* BEGIN Provided records *
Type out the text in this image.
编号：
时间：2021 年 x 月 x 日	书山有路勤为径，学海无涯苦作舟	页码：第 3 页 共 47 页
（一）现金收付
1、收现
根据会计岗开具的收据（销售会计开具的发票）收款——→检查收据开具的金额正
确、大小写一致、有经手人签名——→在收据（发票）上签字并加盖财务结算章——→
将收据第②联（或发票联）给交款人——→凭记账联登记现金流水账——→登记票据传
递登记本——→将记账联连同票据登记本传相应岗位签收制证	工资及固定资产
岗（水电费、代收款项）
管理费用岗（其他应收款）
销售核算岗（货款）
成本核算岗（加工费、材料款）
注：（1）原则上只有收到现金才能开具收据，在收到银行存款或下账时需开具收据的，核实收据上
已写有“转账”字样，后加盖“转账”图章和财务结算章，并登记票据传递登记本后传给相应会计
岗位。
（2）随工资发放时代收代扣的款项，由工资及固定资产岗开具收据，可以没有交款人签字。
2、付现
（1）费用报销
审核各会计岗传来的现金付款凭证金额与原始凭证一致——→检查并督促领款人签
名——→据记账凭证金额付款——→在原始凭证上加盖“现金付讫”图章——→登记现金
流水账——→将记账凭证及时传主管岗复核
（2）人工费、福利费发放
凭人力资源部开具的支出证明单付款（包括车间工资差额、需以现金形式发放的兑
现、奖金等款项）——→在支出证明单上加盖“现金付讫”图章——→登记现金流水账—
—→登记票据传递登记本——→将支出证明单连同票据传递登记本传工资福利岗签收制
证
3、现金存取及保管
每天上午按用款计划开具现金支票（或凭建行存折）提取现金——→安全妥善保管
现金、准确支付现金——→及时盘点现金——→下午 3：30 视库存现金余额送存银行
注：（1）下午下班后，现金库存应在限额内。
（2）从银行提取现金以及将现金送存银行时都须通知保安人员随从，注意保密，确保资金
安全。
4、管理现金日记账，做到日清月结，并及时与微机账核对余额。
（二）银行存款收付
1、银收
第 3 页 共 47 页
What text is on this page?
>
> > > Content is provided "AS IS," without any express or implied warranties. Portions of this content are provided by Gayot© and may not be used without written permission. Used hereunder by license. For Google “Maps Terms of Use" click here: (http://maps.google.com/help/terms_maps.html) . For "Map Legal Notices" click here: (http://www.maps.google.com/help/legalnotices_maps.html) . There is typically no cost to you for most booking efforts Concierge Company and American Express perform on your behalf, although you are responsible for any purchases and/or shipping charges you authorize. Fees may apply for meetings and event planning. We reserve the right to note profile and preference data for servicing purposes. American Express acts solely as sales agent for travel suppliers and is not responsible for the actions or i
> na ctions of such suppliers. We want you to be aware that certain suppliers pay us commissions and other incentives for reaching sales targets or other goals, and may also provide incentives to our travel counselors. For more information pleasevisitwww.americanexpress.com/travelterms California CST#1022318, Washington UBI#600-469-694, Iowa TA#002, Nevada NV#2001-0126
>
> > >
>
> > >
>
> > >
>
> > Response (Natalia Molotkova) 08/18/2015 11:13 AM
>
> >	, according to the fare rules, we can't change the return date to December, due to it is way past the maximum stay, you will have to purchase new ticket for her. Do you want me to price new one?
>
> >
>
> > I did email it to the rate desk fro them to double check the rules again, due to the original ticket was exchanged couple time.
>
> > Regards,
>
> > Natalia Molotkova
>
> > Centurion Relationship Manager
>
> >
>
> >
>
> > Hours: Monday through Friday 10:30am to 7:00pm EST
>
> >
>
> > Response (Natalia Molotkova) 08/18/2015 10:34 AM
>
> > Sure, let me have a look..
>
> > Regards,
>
* END Provided records *
* BEGIN Provided records *
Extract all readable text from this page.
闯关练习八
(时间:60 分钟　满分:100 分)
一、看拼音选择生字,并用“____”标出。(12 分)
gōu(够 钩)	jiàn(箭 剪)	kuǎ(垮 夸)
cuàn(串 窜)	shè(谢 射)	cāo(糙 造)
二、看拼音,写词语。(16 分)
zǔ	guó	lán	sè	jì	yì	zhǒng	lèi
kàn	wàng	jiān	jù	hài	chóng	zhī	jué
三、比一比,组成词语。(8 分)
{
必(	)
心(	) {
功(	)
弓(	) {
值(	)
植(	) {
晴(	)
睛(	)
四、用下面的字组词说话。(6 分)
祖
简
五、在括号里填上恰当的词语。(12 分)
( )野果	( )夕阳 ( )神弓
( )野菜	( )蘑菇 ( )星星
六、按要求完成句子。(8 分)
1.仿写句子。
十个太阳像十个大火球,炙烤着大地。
* END Provided records *
* BEGIN Provided records *
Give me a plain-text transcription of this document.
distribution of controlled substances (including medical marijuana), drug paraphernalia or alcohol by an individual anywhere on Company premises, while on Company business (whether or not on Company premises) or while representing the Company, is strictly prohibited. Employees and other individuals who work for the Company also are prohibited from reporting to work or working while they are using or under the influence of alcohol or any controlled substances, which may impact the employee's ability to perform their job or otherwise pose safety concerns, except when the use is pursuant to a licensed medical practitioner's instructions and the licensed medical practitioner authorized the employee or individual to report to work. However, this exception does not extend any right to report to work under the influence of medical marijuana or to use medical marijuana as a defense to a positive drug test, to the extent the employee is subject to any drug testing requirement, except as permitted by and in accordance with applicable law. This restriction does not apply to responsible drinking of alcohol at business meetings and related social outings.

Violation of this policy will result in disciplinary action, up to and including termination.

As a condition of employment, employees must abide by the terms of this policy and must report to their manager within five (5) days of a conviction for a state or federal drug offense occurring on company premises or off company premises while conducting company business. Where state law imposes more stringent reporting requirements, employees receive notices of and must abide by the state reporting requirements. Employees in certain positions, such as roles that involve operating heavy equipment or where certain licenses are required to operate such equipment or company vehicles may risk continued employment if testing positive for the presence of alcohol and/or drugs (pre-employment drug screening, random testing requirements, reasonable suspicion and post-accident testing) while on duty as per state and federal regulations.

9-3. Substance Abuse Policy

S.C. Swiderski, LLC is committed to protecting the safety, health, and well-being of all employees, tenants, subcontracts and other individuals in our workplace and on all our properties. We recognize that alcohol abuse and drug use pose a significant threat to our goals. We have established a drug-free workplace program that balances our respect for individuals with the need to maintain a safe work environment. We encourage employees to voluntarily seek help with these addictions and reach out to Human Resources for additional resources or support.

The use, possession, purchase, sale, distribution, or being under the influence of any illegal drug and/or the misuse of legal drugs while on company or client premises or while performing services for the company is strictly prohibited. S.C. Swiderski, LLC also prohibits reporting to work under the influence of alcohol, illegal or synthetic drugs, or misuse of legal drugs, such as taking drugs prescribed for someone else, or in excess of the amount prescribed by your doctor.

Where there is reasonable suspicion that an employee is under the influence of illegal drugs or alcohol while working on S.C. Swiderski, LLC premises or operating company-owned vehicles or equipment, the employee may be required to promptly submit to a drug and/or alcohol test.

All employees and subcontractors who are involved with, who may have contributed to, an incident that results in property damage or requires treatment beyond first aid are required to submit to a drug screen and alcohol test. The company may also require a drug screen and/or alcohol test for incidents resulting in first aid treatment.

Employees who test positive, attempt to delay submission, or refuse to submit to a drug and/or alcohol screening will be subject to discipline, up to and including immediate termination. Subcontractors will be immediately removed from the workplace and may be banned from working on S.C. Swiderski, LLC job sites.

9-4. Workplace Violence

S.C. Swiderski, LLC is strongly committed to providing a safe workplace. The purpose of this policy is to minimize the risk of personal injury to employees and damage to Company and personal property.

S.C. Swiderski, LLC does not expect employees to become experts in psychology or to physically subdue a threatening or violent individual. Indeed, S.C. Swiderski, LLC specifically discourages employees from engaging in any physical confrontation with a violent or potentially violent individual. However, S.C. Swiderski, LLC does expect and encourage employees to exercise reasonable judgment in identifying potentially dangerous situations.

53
* END Provided records *
| Given instruction |
Within the listing above, copy each line that has the string "page".

| Task result |
What text is on this page?
Extract all readable text from this page.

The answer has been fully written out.